TASK INSTRUCTIONS: Reply with the count of lines holding "nadležnog", nothing more.
################
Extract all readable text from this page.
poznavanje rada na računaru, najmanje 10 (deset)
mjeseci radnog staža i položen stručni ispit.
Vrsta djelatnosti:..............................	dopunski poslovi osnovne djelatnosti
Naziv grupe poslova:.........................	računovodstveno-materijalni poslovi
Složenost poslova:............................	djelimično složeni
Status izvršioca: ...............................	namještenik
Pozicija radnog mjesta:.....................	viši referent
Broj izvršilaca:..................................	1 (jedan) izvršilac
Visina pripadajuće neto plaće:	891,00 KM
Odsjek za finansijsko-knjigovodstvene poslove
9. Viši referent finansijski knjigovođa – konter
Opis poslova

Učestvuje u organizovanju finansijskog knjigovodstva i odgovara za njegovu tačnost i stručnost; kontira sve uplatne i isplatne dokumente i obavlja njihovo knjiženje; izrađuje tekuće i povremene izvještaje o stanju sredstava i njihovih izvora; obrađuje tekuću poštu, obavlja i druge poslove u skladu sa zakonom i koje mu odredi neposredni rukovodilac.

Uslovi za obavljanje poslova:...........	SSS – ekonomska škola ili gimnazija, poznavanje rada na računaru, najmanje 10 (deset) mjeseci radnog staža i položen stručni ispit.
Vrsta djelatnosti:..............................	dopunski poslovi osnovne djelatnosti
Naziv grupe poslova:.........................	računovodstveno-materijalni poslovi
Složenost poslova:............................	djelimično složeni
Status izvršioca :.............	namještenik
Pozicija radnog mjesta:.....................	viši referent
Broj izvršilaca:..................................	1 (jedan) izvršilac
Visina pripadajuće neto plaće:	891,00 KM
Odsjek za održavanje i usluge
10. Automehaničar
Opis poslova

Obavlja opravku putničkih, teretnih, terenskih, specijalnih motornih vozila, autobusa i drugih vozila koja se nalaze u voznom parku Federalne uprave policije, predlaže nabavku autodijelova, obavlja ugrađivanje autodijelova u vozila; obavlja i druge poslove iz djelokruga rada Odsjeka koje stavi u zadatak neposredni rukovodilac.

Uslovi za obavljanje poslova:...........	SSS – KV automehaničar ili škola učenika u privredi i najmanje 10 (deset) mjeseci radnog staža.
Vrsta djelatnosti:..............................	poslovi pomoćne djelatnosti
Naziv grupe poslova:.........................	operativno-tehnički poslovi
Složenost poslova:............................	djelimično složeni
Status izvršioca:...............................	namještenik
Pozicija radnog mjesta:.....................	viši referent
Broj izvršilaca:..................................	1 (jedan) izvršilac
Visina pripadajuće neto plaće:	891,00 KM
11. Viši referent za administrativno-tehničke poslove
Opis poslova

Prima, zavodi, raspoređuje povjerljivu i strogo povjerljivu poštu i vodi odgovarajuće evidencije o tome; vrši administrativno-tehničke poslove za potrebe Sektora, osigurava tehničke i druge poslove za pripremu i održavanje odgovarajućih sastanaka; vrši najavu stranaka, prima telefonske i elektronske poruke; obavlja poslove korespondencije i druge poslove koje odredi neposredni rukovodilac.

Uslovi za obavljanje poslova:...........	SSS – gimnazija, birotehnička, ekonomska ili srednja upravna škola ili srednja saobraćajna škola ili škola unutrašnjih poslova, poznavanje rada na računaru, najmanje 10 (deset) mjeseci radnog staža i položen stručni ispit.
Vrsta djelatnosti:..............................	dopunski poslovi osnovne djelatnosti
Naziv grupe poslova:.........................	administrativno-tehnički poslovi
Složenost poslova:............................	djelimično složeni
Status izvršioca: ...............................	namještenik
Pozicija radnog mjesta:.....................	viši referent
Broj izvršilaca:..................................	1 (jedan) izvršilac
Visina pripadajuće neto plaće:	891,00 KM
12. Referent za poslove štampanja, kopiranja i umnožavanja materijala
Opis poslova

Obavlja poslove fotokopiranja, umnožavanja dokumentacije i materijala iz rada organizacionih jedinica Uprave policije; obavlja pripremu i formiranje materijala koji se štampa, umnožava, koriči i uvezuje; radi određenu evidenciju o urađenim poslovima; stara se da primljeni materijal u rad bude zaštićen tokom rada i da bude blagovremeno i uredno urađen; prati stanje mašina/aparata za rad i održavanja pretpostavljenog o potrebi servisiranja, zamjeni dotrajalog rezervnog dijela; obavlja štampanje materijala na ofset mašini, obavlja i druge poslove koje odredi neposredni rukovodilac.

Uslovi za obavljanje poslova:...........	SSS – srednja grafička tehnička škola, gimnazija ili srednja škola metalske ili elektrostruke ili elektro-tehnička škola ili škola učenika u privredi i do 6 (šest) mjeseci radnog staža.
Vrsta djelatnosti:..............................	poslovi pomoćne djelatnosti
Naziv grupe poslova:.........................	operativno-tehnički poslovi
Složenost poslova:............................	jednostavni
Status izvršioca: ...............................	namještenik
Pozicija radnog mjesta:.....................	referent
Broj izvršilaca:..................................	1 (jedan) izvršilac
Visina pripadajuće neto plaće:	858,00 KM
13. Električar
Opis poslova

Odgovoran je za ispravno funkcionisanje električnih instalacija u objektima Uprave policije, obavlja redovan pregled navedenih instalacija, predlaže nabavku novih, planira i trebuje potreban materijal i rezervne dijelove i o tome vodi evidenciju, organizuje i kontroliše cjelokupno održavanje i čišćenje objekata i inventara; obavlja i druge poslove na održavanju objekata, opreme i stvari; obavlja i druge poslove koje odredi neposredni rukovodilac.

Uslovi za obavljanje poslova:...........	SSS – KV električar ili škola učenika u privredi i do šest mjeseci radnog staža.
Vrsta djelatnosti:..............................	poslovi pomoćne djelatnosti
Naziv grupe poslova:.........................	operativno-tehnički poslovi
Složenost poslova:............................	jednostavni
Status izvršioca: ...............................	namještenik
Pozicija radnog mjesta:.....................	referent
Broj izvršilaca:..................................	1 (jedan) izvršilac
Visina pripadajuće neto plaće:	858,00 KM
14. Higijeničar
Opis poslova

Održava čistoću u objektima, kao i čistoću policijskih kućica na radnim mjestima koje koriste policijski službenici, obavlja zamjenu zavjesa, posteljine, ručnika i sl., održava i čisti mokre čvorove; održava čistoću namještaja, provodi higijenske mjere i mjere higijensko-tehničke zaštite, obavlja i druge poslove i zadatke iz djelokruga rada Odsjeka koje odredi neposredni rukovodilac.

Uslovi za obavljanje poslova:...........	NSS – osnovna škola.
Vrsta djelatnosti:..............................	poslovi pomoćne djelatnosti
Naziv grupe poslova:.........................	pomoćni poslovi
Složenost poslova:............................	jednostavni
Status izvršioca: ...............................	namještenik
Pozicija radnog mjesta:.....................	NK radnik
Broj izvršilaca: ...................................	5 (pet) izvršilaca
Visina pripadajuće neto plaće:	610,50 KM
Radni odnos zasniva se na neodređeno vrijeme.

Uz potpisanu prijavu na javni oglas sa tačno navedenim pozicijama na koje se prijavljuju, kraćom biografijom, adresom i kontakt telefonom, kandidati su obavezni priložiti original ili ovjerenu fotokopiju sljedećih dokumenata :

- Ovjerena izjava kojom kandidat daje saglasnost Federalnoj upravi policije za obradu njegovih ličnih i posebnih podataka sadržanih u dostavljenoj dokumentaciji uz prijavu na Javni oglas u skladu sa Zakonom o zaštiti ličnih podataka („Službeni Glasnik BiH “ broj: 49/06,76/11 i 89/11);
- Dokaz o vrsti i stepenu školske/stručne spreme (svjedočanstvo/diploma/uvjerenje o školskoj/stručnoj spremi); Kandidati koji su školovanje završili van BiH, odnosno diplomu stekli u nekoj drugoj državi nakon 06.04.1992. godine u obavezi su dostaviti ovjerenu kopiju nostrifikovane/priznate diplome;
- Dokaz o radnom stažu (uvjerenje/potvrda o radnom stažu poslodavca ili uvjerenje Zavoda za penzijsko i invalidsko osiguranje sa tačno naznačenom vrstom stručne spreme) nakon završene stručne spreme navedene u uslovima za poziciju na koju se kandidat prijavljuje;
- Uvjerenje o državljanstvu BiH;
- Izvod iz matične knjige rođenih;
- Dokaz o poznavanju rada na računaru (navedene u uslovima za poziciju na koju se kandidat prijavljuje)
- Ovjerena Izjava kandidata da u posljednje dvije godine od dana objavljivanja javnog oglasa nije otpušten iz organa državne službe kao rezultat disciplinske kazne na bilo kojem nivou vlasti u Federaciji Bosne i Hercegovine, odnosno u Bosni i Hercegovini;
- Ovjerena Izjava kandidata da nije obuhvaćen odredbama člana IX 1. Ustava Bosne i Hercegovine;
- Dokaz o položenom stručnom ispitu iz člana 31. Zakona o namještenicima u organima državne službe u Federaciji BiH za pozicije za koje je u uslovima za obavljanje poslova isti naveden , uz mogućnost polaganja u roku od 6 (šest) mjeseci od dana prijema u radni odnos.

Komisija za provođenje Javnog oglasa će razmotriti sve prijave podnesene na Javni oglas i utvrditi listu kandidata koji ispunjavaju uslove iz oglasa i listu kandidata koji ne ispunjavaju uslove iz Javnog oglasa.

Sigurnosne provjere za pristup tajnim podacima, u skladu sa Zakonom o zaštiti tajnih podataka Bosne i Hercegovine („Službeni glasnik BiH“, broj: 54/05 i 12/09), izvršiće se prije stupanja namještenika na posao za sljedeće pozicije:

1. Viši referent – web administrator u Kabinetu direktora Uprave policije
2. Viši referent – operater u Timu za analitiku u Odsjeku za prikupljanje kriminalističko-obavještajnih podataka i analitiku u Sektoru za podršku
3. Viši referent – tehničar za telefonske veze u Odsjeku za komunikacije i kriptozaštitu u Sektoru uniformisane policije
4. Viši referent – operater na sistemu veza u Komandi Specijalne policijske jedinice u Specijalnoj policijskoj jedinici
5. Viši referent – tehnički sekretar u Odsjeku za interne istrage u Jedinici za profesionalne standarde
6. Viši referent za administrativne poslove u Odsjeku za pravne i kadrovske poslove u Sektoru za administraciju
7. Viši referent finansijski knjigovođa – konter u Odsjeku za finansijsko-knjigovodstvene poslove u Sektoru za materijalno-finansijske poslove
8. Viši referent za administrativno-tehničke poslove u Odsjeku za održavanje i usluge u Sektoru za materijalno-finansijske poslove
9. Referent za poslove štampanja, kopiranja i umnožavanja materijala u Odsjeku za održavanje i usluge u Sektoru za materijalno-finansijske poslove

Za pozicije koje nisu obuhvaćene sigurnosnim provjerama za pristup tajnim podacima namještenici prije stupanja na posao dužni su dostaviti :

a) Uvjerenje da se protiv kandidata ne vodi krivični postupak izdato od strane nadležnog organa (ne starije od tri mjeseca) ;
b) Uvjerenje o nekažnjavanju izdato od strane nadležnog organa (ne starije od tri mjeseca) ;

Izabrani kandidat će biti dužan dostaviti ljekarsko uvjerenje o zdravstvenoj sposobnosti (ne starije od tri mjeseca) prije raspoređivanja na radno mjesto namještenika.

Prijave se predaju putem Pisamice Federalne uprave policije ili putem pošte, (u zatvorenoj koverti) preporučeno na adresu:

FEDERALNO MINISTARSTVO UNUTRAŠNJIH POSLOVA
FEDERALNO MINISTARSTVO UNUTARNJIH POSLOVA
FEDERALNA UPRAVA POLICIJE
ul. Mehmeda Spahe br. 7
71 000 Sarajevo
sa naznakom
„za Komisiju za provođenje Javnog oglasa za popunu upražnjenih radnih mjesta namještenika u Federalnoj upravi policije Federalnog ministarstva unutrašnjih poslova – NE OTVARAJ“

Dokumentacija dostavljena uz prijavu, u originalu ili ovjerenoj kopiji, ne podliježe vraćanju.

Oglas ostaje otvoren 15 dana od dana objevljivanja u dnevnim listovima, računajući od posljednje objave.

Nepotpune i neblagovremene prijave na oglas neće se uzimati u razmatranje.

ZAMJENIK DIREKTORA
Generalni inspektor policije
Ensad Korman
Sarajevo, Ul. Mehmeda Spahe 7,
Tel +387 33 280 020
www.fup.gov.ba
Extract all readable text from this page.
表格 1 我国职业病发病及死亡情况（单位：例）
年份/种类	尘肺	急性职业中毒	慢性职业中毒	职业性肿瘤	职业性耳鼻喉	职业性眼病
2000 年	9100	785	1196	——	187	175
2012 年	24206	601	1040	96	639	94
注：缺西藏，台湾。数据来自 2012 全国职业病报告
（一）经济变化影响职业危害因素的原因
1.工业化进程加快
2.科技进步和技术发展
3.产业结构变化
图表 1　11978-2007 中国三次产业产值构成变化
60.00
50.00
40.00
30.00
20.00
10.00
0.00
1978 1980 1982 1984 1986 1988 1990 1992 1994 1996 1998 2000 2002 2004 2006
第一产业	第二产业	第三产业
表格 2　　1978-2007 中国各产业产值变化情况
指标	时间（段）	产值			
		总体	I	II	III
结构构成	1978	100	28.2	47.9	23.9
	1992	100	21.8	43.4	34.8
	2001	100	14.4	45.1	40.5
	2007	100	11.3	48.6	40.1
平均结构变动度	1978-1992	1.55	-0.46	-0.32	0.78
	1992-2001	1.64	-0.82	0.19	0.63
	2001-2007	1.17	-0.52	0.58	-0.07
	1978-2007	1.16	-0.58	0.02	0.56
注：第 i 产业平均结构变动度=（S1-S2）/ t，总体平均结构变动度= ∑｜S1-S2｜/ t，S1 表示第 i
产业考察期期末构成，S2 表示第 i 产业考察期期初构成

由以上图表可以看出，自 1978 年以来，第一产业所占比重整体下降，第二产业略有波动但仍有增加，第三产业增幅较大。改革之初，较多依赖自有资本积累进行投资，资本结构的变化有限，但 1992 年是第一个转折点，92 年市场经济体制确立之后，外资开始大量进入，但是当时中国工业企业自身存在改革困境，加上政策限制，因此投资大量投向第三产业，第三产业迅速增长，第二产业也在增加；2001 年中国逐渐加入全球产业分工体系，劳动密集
################
WRITTEN ANSWER: 2